* _Task data_:
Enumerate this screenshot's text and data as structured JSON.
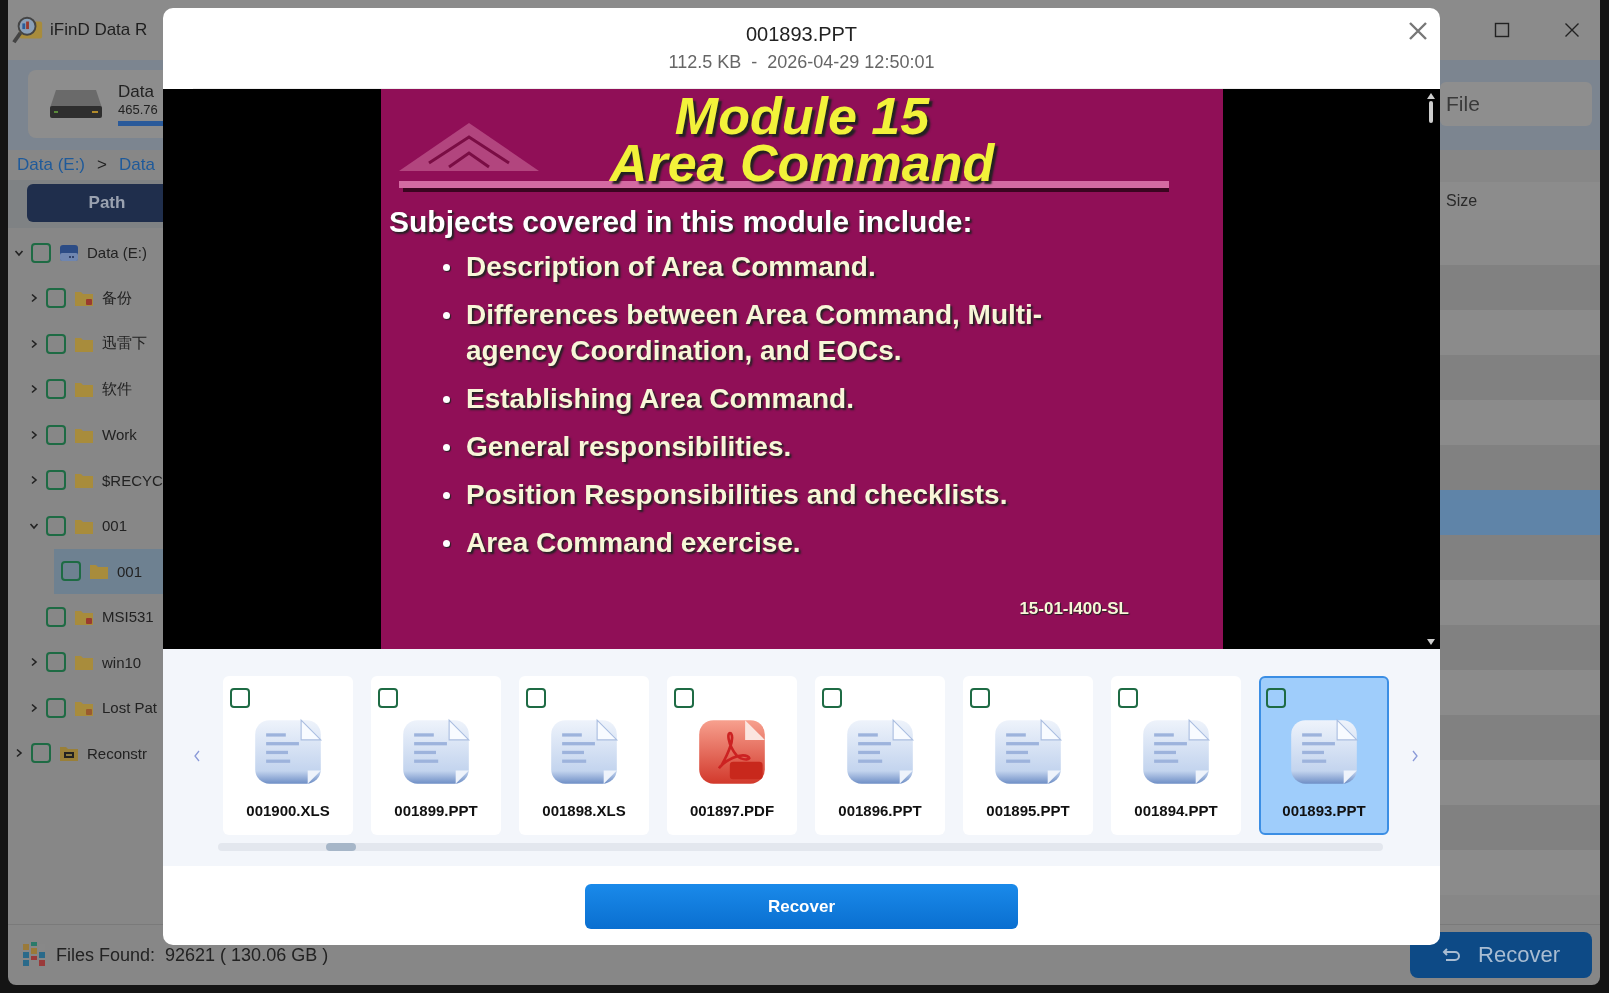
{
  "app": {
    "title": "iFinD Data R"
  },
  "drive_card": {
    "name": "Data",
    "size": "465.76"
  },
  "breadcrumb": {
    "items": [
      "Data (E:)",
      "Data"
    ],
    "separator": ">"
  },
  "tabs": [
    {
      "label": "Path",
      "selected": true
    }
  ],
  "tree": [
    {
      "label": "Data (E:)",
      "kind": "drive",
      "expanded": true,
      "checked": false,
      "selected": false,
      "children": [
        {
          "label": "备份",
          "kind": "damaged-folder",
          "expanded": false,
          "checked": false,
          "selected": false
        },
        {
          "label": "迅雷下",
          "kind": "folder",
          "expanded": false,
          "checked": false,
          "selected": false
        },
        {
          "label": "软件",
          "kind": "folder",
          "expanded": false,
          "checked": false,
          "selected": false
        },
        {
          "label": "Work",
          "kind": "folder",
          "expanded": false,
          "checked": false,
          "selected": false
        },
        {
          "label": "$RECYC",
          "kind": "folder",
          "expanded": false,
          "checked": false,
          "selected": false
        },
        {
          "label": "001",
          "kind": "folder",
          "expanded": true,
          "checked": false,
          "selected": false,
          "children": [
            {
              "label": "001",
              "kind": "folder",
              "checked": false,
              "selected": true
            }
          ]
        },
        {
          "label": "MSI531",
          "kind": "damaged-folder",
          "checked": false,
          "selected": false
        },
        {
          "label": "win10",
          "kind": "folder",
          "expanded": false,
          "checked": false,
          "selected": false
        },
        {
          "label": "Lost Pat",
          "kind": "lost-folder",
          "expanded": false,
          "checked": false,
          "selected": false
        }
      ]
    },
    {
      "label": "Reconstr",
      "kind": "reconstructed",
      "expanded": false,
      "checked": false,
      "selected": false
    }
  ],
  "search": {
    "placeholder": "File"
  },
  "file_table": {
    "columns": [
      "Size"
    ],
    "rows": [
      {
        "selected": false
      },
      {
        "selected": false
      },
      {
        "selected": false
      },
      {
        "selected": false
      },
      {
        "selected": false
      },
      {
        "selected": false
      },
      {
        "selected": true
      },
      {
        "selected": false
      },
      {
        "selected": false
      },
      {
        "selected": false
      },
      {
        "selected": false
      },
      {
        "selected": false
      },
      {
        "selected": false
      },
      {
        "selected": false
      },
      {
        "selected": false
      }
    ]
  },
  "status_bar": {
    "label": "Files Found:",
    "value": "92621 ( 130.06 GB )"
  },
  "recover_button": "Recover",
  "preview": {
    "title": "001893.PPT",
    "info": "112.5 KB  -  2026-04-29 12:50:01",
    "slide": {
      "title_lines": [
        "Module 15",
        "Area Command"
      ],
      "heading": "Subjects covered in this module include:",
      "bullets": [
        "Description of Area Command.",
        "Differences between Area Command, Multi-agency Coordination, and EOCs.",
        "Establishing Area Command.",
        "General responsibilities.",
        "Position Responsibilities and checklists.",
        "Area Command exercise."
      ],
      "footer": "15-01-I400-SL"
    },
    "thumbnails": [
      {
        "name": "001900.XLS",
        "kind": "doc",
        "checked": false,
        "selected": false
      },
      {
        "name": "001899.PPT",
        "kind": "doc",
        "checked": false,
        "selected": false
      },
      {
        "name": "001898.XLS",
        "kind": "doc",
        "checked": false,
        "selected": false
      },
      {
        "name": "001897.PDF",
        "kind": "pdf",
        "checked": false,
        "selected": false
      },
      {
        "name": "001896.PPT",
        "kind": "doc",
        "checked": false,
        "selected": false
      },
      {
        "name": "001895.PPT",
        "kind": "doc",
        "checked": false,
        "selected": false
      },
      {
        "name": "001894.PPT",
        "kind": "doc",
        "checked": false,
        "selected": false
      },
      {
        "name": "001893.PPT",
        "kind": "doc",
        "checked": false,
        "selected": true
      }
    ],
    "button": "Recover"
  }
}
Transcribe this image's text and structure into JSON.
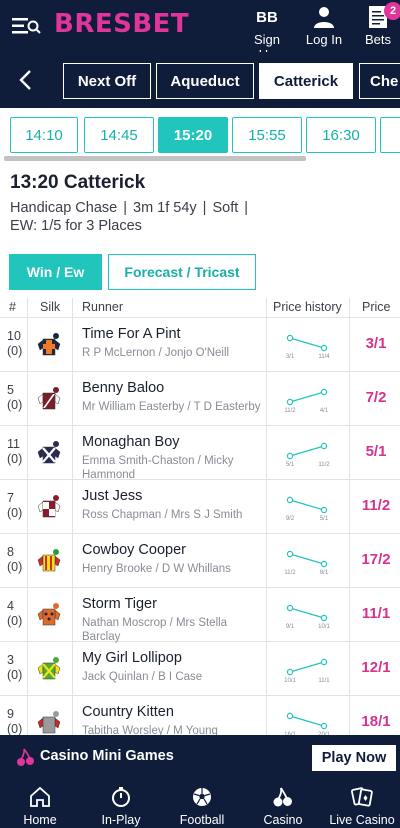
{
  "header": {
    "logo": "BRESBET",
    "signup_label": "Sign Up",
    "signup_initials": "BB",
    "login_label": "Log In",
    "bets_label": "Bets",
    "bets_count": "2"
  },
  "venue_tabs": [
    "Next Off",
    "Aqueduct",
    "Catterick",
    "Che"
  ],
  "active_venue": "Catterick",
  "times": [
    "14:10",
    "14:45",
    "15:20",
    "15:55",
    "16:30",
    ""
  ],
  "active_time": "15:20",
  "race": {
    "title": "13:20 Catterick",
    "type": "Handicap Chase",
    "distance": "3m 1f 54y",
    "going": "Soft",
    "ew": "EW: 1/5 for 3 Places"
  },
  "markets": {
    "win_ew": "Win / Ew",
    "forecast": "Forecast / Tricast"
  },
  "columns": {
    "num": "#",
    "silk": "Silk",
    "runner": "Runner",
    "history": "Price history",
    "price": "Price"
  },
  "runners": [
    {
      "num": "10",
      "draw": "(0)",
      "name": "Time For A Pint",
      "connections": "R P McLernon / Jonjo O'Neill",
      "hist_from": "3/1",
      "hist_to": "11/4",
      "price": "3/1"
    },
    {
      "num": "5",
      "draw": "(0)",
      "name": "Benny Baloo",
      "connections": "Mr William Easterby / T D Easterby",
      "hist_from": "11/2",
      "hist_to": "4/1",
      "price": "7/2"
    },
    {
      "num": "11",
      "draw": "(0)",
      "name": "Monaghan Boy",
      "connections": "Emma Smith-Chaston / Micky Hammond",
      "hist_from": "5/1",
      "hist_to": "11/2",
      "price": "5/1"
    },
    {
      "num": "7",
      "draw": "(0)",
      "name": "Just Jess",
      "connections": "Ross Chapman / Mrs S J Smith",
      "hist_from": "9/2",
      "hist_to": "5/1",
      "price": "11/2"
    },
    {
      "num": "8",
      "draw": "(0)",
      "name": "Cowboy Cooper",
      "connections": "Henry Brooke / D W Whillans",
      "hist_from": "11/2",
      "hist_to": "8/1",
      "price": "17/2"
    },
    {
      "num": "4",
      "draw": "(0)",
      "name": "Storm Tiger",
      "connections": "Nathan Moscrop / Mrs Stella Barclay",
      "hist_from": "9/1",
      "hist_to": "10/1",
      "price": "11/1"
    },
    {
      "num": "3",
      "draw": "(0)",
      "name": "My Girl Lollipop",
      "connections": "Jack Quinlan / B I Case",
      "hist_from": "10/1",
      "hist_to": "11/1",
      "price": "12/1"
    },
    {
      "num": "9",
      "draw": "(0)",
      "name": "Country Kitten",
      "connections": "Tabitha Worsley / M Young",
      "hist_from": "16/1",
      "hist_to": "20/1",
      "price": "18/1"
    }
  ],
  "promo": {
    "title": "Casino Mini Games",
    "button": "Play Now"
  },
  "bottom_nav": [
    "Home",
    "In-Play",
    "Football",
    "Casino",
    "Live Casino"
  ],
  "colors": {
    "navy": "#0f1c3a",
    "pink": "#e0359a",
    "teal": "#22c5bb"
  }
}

* _Exercise requirements_:
Working from the material above, transcribe it exactly while omitting pictures.

* _Task response_:
Enumerate this screenshot's text and data as structured JSON.
{
  "app": {
    "title": "iFinD Data R"
  },
  "drive_card": {
    "name": "Data",
    "size": "465.76"
  },
  "breadcrumb": {
    "items": [
      "Data (E:)",
      "Data"
    ],
    "separator": ">"
  },
  "tabs": [
    {
      "label": "Path",
      "selected": true
    }
  ],
  "tree": [
    {
      "label": "Data (E:)",
      "kind": "drive",
      "expanded": true,
      "checked": false,
      "selected": false,
      "children": [
        {
          "label": "备份",
          "kind": "damaged-folder",
          "expanded": false,
          "checked": false,
          "selected": false
        },
        {
          "label": "迅雷下",
          "kind": "folder",
          "expanded": false,
          "checked": false,
          "selected": false
        },
        {
          "label": "软件",
          "kind": "folder",
          "expanded": false,
          "checked": false,
          "selected": false
        },
        {
          "label": "Work",
          "kind": "folder",
          "expanded": false,
          "checked": false,
          "selected": false
        },
        {
          "label": "$RECYC",
          "kind": "folder",
          "expanded": false,
          "checked": false,
          "selected": false
        },
        {
          "label": "001",
          "kind": "folder",
          "expanded": true,
          "checked": false,
          "selected": false,
          "children": [
            {
              "label": "001",
              "kind": "folder",
              "checked": false,
              "selected": true
            }
          ]
        },
        {
          "label": "MSI531",
          "kind": "damaged-folder",
          "checked": false,
          "selected": false
        },
        {
          "label": "win10",
          "kind": "folder",
          "expanded": false,
          "checked": false,
          "selected": false
        },
        {
          "label": "Lost Pat",
          "kind": "lost-folder",
          "expanded": false,
          "checked": false,
          "selected": false
        }
      ]
    },
    {
      "label": "Reconstr",
      "kind": "reconstructed",
      "expanded": false,
      "checked": false,
      "selected": false
    }
  ],
  "search": {
    "placeholder": "File"
  },
  "file_table": {
    "columns": [
      "Size"
    ],
    "rows": [
      {
        "selected": false
      },
      {
        "selected": false
      },
      {
        "selected": false
      },
      {
        "selected": false
      },
      {
        "selected": false
      },
      {
        "selected": false
      },
      {
        "selected": true
      },
      {
        "selected": false
      },
      {
        "selected": false
      },
      {
        "selected": false
      },
      {
        "selected": false
      },
      {
        "selected": false
      },
      {
        "selected": false
      },
      {
        "selected": false
      },
      {
        "selected": false
      }
    ]
  },
  "status_bar": {
    "label": "Files Found:",
    "value": "92621 ( 130.06 GB )"
  },
  "recover_button": "Recover",
  "preview": {
    "title": "001893.PPT",
    "info": "112.5 KB  -  2026-04-29 12:50:01",
    "slide": {
      "title_lines": [
        "Module 15",
        "Area Command"
      ],
      "heading": "Subjects covered in this module include:",
      "bullets": [
        "Description of Area Command.",
        "Differences between Area Command, Multi-agency Coordination, and EOCs.",
        "Establishing Area Command.",
        "General responsibilities.",
        "Position Responsibilities and checklists.",
        "Area Command exercise."
      ],
      "footer": "15-01-I400-SL"
    },
    "thumbnails": [
      {
        "name": "001900.XLS",
        "kind": "doc",
        "checked": false,
        "selected": false
      },
      {
        "name": "001899.PPT",
        "kind": "doc",
        "checked": false,
        "selected": false
      },
      {
        "name": "001898.XLS",
        "kind": "doc",
        "checked": false,
        "selected": false
      },
      {
        "name": "001897.PDF",
        "kind": "pdf",
        "checked": false,
        "selected": false
      },
      {
        "name": "001896.PPT",
        "kind": "doc",
        "checked": false,
        "selected": false
      },
      {
        "name": "001895.PPT",
        "kind": "doc",
        "checked": false,
        "selected": false
      },
      {
        "name": "001894.PPT",
        "kind": "doc",
        "checked": false,
        "selected": false
      },
      {
        "name": "001893.PPT",
        "kind": "doc",
        "checked": false,
        "selected": true
      }
    ],
    "button": "Recover"
  }
}
Transcribe this image's text and structure into JSON.
{
  "header": {
    "logo": "BRESBET",
    "signup_label": "Sign Up",
    "signup_initials": "BB",
    "login_label": "Log In",
    "bets_label": "Bets",
    "bets_count": "2"
  },
  "venue_tabs": [
    "Next Off",
    "Aqueduct",
    "Catterick",
    "Che"
  ],
  "active_venue": "Catterick",
  "times": [
    "14:10",
    "14:45",
    "15:20",
    "15:55",
    "16:30",
    ""
  ],
  "active_time": "15:20",
  "race": {
    "title": "13:20 Catterick",
    "type": "Handicap Chase",
    "distance": "3m 1f 54y",
    "going": "Soft",
    "ew": "EW: 1/5 for 3 Places"
  },
  "markets": {
    "win_ew": "Win / Ew",
    "forecast": "Forecast / Tricast"
  },
  "columns": {
    "num": "#",
    "silk": "Silk",
    "runner": "Runner",
    "history": "Price history",
    "price": "Price"
  },
  "runners": [
    {
      "num": "10",
      "draw": "(0)",
      "name": "Time For A Pint",
      "connections": "R P McLernon / Jonjo O'Neill",
      "hist_from": "3/1",
      "hist_to": "11/4",
      "price": "3/1"
    },
    {
      "num": "5",
      "draw": "(0)",
      "name": "Benny Baloo",
      "connections": "Mr William Easterby / T D Easterby",
      "hist_from": "11/2",
      "hist_to": "4/1",
      "price": "7/2"
    },
    {
      "num": "11",
      "draw": "(0)",
      "name": "Monaghan Boy",
      "connections": "Emma Smith-Chaston / Micky Hammond",
      "hist_from": "5/1",
      "hist_to": "11/2",
      "price": "5/1"
    },
    {
      "num": "7",
      "draw": "(0)",
      "name": "Just Jess",
      "connections": "Ross Chapman / Mrs S J Smith",
      "hist_from": "9/2",
      "hist_to": "5/1",
      "price": "11/2"
    },
    {
      "num": "8",
      "draw": "(0)",
      "name": "Cowboy Cooper",
      "connections": "Henry Brooke / D W Whillans",
      "hist_from": "11/2",
      "hist_to": "8/1",
      "price": "17/2"
    },
    {
      "num": "4",
      "draw": "(0)",
      "name": "Storm Tiger",
      "connections": "Nathan Moscrop / Mrs Stella Barclay",
      "hist_from": "9/1",
      "hist_to": "10/1",
      "price": "11/1"
    },
    {
      "num": "3",
      "draw": "(0)",
      "name": "My Girl Lollipop",
      "connections": "Jack Quinlan / B I Case",
      "hist_from": "10/1",
      "hist_to": "11/1",
      "price": "12/1"
    },
    {
      "num": "9",
      "draw": "(0)",
      "name": "Country Kitten",
      "connections": "Tabitha Worsley / M Young",
      "hist_from": "16/1",
      "hist_to": "20/1",
      "price": "18/1"
    }
  ],
  "promo": {
    "title": "Casino Mini Games",
    "button": "Play Now"
  },
  "bottom_nav": [
    "Home",
    "In-Play",
    "Football",
    "Casino",
    "Live Casino"
  ],
  "colors": {
    "navy": "#0f1c3a",
    "pink": "#e0359a",
    "teal": "#22c5bb"
  }
}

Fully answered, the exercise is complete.